## What is expected
Entries follow. Set all of them down as they stand.

## Supplied records

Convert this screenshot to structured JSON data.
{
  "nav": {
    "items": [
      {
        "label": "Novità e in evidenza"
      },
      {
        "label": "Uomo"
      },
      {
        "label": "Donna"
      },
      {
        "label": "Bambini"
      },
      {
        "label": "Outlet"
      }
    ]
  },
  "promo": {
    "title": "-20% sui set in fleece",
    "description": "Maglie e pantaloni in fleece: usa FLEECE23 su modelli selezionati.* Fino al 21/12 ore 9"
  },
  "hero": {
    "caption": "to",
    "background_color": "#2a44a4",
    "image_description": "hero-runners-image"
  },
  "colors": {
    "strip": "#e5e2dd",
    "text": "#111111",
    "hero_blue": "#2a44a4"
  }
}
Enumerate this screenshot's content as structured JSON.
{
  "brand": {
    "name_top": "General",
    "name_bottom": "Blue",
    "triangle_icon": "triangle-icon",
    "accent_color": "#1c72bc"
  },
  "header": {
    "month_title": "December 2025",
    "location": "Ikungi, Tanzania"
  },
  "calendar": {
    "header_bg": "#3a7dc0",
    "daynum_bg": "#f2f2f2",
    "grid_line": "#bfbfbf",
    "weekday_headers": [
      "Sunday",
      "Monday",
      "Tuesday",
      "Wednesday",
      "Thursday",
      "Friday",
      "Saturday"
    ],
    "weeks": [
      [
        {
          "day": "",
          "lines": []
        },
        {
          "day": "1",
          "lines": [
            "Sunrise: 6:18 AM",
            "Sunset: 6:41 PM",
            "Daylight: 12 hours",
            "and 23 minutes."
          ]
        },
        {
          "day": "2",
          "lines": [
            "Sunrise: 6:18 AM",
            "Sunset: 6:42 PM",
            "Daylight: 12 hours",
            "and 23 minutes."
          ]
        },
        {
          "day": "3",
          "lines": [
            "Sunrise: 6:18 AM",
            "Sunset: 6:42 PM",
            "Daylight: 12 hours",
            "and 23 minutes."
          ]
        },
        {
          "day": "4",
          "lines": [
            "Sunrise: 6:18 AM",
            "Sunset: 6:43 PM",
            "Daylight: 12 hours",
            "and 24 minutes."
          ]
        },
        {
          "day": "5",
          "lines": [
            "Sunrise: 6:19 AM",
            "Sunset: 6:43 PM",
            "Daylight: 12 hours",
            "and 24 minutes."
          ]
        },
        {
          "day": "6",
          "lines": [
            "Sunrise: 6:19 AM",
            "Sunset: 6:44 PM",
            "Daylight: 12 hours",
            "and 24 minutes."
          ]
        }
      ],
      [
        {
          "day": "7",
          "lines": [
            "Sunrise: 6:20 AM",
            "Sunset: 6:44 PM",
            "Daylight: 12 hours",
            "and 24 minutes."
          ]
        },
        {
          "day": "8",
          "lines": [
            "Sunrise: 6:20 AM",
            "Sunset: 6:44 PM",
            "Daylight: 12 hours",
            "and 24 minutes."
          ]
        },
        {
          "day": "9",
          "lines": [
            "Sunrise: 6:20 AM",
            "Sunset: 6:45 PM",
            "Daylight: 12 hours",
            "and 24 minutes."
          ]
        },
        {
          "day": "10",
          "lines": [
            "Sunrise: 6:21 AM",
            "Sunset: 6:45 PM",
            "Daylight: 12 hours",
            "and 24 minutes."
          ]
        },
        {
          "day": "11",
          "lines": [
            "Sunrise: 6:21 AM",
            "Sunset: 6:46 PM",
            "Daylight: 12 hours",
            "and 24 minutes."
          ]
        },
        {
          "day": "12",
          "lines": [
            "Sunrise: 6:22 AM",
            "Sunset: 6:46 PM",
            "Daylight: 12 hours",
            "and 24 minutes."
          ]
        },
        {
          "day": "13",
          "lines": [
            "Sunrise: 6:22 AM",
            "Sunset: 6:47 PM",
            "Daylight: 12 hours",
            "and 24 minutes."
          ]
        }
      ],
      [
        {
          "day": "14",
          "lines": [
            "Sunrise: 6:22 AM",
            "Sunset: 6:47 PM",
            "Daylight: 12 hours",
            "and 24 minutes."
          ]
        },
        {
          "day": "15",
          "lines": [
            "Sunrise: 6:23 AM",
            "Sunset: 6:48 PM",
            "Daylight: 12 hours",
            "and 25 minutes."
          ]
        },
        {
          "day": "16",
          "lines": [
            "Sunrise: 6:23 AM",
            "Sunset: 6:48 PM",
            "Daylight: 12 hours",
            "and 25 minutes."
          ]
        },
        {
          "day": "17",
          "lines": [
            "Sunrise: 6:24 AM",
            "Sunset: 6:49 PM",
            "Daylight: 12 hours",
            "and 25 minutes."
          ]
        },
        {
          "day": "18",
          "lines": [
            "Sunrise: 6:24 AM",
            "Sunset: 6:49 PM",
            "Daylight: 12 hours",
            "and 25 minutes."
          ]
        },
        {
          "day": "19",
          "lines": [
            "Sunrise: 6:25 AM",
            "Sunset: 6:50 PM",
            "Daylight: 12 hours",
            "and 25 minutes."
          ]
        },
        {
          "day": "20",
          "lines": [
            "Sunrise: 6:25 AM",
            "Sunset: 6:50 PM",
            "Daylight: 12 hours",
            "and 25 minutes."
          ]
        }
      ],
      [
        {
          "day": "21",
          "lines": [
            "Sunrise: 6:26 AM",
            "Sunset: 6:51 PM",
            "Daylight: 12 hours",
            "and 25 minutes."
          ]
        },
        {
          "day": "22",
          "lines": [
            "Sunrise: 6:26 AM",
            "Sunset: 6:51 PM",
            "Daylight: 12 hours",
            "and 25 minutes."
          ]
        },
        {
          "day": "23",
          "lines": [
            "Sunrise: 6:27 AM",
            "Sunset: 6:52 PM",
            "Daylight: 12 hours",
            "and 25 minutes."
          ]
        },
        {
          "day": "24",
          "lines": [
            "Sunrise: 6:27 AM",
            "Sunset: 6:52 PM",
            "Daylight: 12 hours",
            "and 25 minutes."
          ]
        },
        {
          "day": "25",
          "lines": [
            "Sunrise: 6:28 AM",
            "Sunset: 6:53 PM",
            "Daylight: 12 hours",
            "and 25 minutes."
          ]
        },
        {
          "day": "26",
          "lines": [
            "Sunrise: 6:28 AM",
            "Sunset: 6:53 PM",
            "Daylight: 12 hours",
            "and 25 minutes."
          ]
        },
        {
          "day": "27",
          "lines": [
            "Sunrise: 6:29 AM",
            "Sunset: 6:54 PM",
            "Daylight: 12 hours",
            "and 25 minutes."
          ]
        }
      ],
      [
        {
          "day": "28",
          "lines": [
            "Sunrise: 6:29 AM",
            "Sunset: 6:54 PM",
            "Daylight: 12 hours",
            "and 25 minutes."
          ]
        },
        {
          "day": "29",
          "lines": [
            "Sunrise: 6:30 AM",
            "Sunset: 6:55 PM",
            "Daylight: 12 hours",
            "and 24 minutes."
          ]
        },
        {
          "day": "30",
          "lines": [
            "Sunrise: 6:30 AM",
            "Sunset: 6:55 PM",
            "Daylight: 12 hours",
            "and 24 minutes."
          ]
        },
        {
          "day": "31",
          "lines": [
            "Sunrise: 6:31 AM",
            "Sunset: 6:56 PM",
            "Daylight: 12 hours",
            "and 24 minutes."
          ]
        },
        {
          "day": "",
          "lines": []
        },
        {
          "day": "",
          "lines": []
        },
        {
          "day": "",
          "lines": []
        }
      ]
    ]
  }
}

## Answer to this task
Convert this screenshot to structured JSON data.
{
  "nav": {
    "items": [
      {
        "label": "Novità e in evidenza"
      },
      {
        "label": "Uomo"
      },
      {
        "label": "Donna"
      },
      {
        "label": "Bambini"
      },
      {
        "label": "Outlet"
      }
    ]
  },
  "promo": {
    "title": "-20% sui set in fleece",
    "description": "Maglie e pantaloni in fleece: usa FLEECE23 su modelli selezionati.* Fino al 21/12 ore 9"
  },
  "hero": {
    "caption": "to",
    "background_color": "#2a44a4",
    "image_description": "hero-runners-image"
  },
  "colors": {
    "strip": "#e5e2dd",
    "text": "#111111",
    "hero_blue": "#2a44a4"
  }
}
Enumerate this screenshot's content as structured JSON.
{
  "brand": {
    "name_top": "General",
    "name_bottom": "Blue",
    "triangle_icon": "triangle-icon",
    "accent_color": "#1c72bc"
  },
  "header": {
    "month_title": "December 2025",
    "location": "Ikungi, Tanzania"
  },
  "calendar": {
    "header_bg": "#3a7dc0",
    "daynum_bg": "#f2f2f2",
    "grid_line": "#bfbfbf",
    "weekday_headers": [
      "Sunday",
      "Monday",
      "Tuesday",
      "Wednesday",
      "Thursday",
      "Friday",
      "Saturday"
    ],
    "weeks": [
      [
        {
          "day": "",
          "lines": []
        },
        {
          "day": "1",
          "lines": [
            "Sunrise: 6:18 AM",
            "Sunset: 6:41 PM",
            "Daylight: 12 hours",
            "and 23 minutes."
          ]
        },
        {
          "day": "2",
          "lines": [
            "Sunrise: 6:18 AM",
            "Sunset: 6:42 PM",
            "Daylight: 12 hours",
            "and 23 minutes."
          ]
        },
        {
          "day": "3",
          "lines": [
            "Sunrise: 6:18 AM",
            "Sunset: 6:42 PM",
            "Daylight: 12 hours",
            "and 23 minutes."
          ]
        },
        {
          "day": "4",
          "lines": [
            "Sunrise: 6:18 AM",
            "Sunset: 6:43 PM",
            "Daylight: 12 hours",
            "and 24 minutes."
          ]
        },
        {
          "day": "5",
          "lines": [
            "Sunrise: 6:19 AM",
            "Sunset: 6:43 PM",
            "Daylight: 12 hours",
            "and 24 minutes."
          ]
        },
        {
          "day": "6",
          "lines": [
            "Sunrise: 6:19 AM",
            "Sunset: 6:44 PM",
            "Daylight: 12 hours",
            "and 24 minutes."
          ]
        }
      ],
      [
        {
          "day": "7",
          "lines": [
            "Sunrise: 6:20 AM",
            "Sunset: 6:44 PM",
            "Daylight: 12 hours",
            "and 24 minutes."
          ]
        },
        {
          "day": "8",
          "lines": [
            "Sunrise: 6:20 AM",
            "Sunset: 6:44 PM",
            "Daylight: 12 hours",
            "and 24 minutes."
          ]
        },
        {
          "day": "9",
          "lines": [
            "Sunrise: 6:20 AM",
            "Sunset: 6:45 PM",
            "Daylight: 12 hours",
            "and 24 minutes."
          ]
        },
        {
          "day": "10",
          "lines": [
            "Sunrise: 6:21 AM",
            "Sunset: 6:45 PM",
            "Daylight: 12 hours",
            "and 24 minutes."
          ]
        },
        {
          "day": "11",
          "lines": [
            "Sunrise: 6:21 AM",
            "Sunset: 6:46 PM",
            "Daylight: 12 hours",
            "and 24 minutes."
          ]
        },
        {
          "day": "12",
          "lines": [
            "Sunrise: 6:22 AM",
            "Sunset: 6:46 PM",
            "Daylight: 12 hours",
            "and 24 minutes."
          ]
        },
        {
          "day": "13",
          "lines": [
            "Sunrise: 6:22 AM",
            "Sunset: 6:47 PM",
            "Daylight: 12 hours",
            "and 24 minutes."
          ]
        }
      ],
      [
        {
          "day": "14",
          "lines": [
            "Sunrise: 6:22 AM",
            "Sunset: 6:47 PM",
            "Daylight: 12 hours",
            "and 24 minutes."
          ]
        },
        {
          "day": "15",
          "lines": [
            "Sunrise: 6:23 AM",
            "Sunset: 6:48 PM",
            "Daylight: 12 hours",
            "and 25 minutes."
          ]
        },
        {
          "day": "16",
          "lines": [
            "Sunrise: 6:23 AM",
            "Sunset: 6:48 PM",
            "Daylight: 12 hours",
            "and 25 minutes."
          ]
        },
        {
          "day": "17",
          "lines": [
            "Sunrise: 6:24 AM",
            "Sunset: 6:49 PM",
            "Daylight: 12 hours",
            "and 25 minutes."
          ]
        },
        {
          "day": "18",
          "lines": [
            "Sunrise: 6:24 AM",
            "Sunset: 6:49 PM",
            "Daylight: 12 hours",
            "and 25 minutes."
          ]
        },
        {
          "day": "19",
          "lines": [
            "Sunrise: 6:25 AM",
            "Sunset: 6:50 PM",
            "Daylight: 12 hours",
            "and 25 minutes."
          ]
        },
        {
          "day": "20",
          "lines": [
            "Sunrise: 6:25 AM",
            "Sunset: 6:50 PM",
            "Daylight: 12 hours",
            "and 25 minutes."
          ]
        }
      ],
      [
        {
          "day": "21",
          "lines": [
            "Sunrise: 6:26 AM",
            "Sunset: 6:51 PM",
            "Daylight: 12 hours",
            "and 25 minutes."
          ]
        },
        {
          "day": "22",
          "lines": [
            "Sunrise: 6:26 AM",
            "Sunset: 6:51 PM",
            "Daylight: 12 hours",
            "and 25 minutes."
          ]
        },
        {
          "day": "23",
          "lines": [
            "Sunrise: 6:27 AM",
            "Sunset: 6:52 PM",
            "Daylight: 12 hours",
            "and 25 minutes."
          ]
        },
        {
          "day": "24",
          "lines": [
            "Sunrise: 6:27 AM",
            "Sunset: 6:52 PM",
            "Daylight: 12 hours",
            "and 25 minutes."
          ]
        },
        {
          "day": "25",
          "lines": [
            "Sunrise: 6:28 AM",
            "Sunset: 6:53 PM",
            "Daylight: 12 hours",
            "and 25 minutes."
          ]
        },
        {
          "day": "26",
          "lines": [
            "Sunrise: 6:28 AM",
            "Sunset: 6:53 PM",
            "Daylight: 12 hours",
            "and 25 minutes."
          ]
        },
        {
          "day": "27",
          "lines": [
            "Sunrise: 6:29 AM",
            "Sunset: 6:54 PM",
            "Daylight: 12 hours",
            "and 25 minutes."
          ]
        }
      ],
      [
        {
          "day": "28",
          "lines": [
            "Sunrise: 6:29 AM",
            "Sunset: 6:54 PM",
            "Daylight: 12 hours",
            "and 25 minutes."
          ]
        },
        {
          "day": "29",
          "lines": [
            "Sunrise: 6:30 AM",
            "Sunset: 6:55 PM",
            "Daylight: 12 hours",
            "and 24 minutes."
          ]
        },
        {
          "day": "30",
          "lines": [
            "Sunrise: 6:30 AM",
            "Sunset: 6:55 PM",
            "Daylight: 12 hours",
            "and 24 minutes."
          ]
        },
        {
          "day": "31",
          "lines": [
            "Sunrise: 6:31 AM",
            "Sunset: 6:56 PM",
            "Daylight: 12 hours",
            "and 24 minutes."
          ]
        },
        {
          "day": "",
          "lines": []
        },
        {
          "day": "",
          "lines": []
        },
        {
          "day": "",
          "lines": []
        }
      ]
    ]
  }
}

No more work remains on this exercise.